TASK BRIEF: Output each entry verbatim and exclude every picture from it.

GIVEN INFORMATION:
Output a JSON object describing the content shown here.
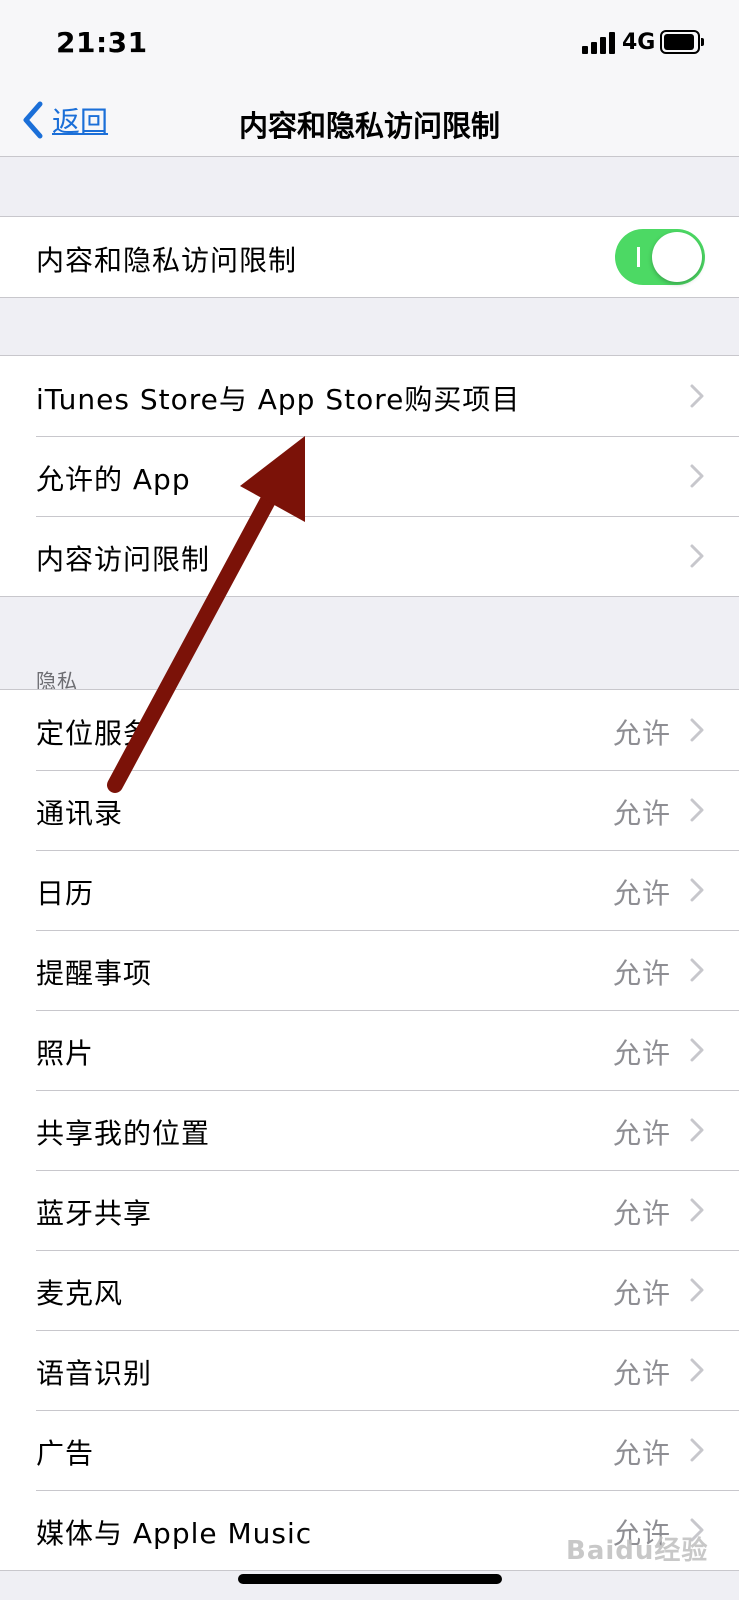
{
  "status_bar": {
    "time": "21:31",
    "network": "4G"
  },
  "nav": {
    "back_label": "返回",
    "title": "内容和隐私访问限制"
  },
  "master": {
    "label": "内容和隐私访问限制",
    "toggle_on": true
  },
  "group1": [
    {
      "label": "iTunes Store与 App Store购买项目"
    },
    {
      "label": "允许的 App"
    },
    {
      "label": "内容访问限制"
    }
  ],
  "privacy": {
    "header": "隐私",
    "items": [
      {
        "label": "定位服务",
        "value": "允许"
      },
      {
        "label": "通讯录",
        "value": "允许"
      },
      {
        "label": "日历",
        "value": "允许"
      },
      {
        "label": "提醒事项",
        "value": "允许"
      },
      {
        "label": "照片",
        "value": "允许"
      },
      {
        "label": "共享我的位置",
        "value": "允许"
      },
      {
        "label": "蓝牙共享",
        "value": "允许"
      },
      {
        "label": "麦克风",
        "value": "允许"
      },
      {
        "label": "语音识别",
        "value": "允许"
      },
      {
        "label": "广告",
        "value": "允许"
      },
      {
        "label": "媒体与 Apple Music",
        "value": "允许"
      }
    ]
  },
  "watermark": "Baidu经验",
  "colors": {
    "accent": "#1b6fd8",
    "toggle": "#4cd964",
    "annotation_arrow": "#7b1208"
  }
}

WRITTEN ANSWER:
Output a JSON object describing the content shown here.
{
  "status_bar": {
    "time": "21:31",
    "network": "4G"
  },
  "nav": {
    "back_label": "返回",
    "title": "内容和隐私访问限制"
  },
  "master": {
    "label": "内容和隐私访问限制",
    "toggle_on": true
  },
  "group1": [
    {
      "label": "iTunes Store与 App Store购买项目"
    },
    {
      "label": "允许的 App"
    },
    {
      "label": "内容访问限制"
    }
  ],
  "privacy": {
    "header": "隐私",
    "items": [
      {
        "label": "定位服务",
        "value": "允许"
      },
      {
        "label": "通讯录",
        "value": "允许"
      },
      {
        "label": "日历",
        "value": "允许"
      },
      {
        "label": "提醒事项",
        "value": "允许"
      },
      {
        "label": "照片",
        "value": "允许"
      },
      {
        "label": "共享我的位置",
        "value": "允许"
      },
      {
        "label": "蓝牙共享",
        "value": "允许"
      },
      {
        "label": "麦克风",
        "value": "允许"
      },
      {
        "label": "语音识别",
        "value": "允许"
      },
      {
        "label": "广告",
        "value": "允许"
      },
      {
        "label": "媒体与 Apple Music",
        "value": "允许"
      }
    ]
  },
  "watermark": "Baidu经验",
  "colors": {
    "accent": "#1b6fd8",
    "toggle": "#4cd964",
    "annotation_arrow": "#7b1208"
  }
}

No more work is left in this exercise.